### RECORDED DATA
BEGIN
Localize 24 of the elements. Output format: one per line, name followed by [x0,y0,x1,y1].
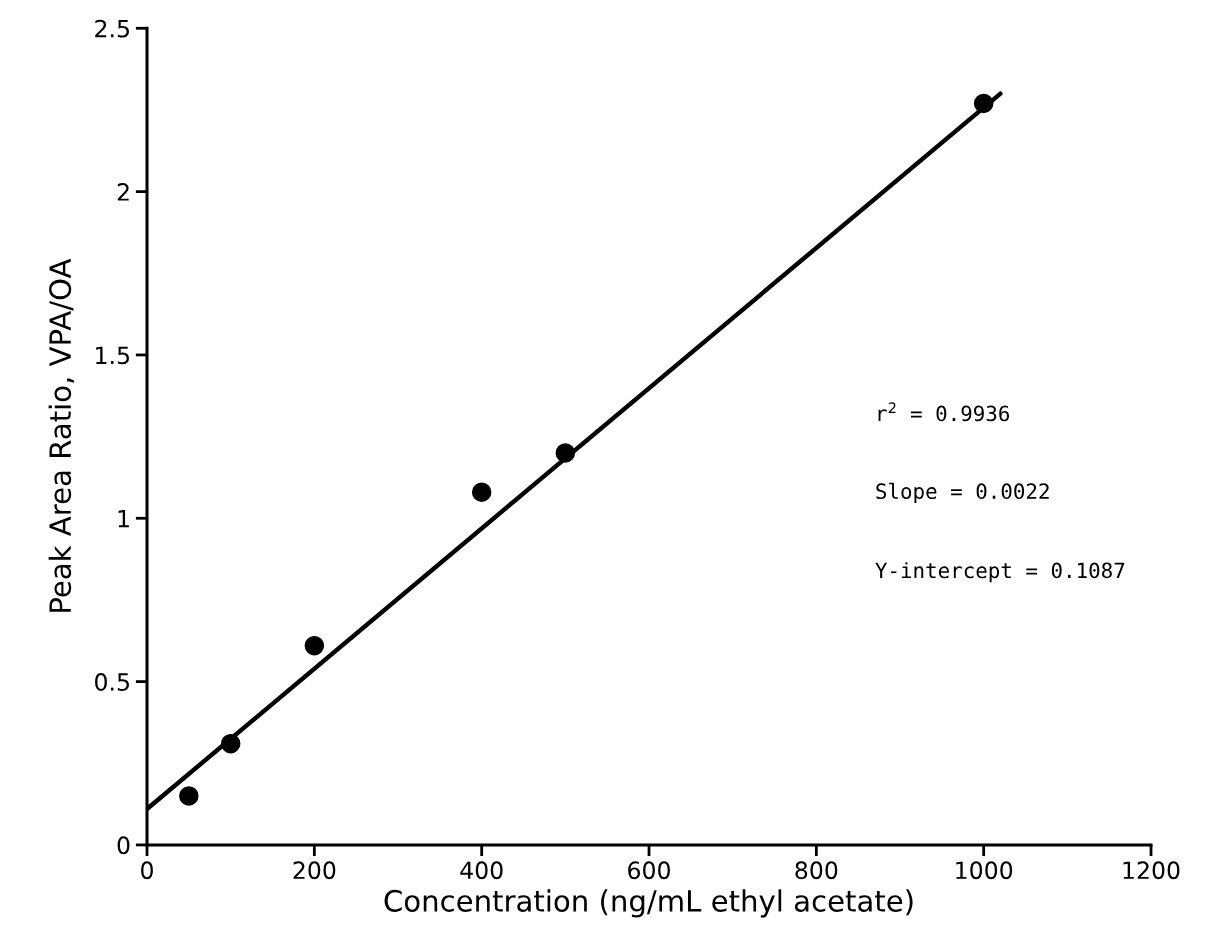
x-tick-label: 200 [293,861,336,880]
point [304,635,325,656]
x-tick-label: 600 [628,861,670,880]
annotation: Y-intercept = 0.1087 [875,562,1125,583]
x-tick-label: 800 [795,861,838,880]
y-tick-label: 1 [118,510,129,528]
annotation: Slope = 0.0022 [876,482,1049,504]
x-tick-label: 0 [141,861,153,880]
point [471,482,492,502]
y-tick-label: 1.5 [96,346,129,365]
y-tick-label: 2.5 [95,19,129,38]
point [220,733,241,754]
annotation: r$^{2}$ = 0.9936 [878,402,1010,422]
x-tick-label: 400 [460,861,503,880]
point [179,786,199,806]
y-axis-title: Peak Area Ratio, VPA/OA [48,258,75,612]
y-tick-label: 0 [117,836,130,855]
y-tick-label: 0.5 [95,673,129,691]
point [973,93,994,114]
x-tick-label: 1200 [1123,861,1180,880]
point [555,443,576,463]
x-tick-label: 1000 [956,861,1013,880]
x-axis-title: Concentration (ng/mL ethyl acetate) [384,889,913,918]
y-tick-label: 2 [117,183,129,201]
END
### WHAT IS EXPECTED
Copy the material above line for line with no changes, and leave out the pictures.

### ANSWER TO THE EXERCISE
Localize 24 of the elements. Output format: one per line, name followed by [x0,y0,x1,y1].
x-tick-label: 200 [293,861,336,880]
point [304,635,325,656]
x-tick-label: 600 [628,861,670,880]
annotation: Y-intercept = 0.1087 [875,562,1125,583]
x-tick-label: 800 [795,861,838,880]
y-tick-label: 1 [118,510,129,528]
annotation: Slope = 0.0022 [876,482,1049,504]
x-tick-label: 0 [141,861,153,880]
point [471,482,492,502]
y-tick-label: 1.5 [96,346,129,365]
y-tick-label: 2.5 [95,19,129,38]
point [220,733,241,754]
annotation: r$^{2}$ = 0.9936 [878,402,1010,422]
x-tick-label: 400 [460,861,503,880]
point [179,786,199,806]
y-axis-title: Peak Area Ratio, VPA/OA [48,258,75,612]
y-tick-label: 0 [117,836,130,855]
y-tick-label: 0.5 [95,673,129,691]
point [973,93,994,114]
x-tick-label: 1200 [1123,861,1180,880]
point [555,443,576,463]
x-tick-label: 1000 [956,861,1013,880]
x-axis-title: Concentration (ng/mL ethyl acetate) [384,889,913,918]
y-tick-label: 2 [117,183,129,201]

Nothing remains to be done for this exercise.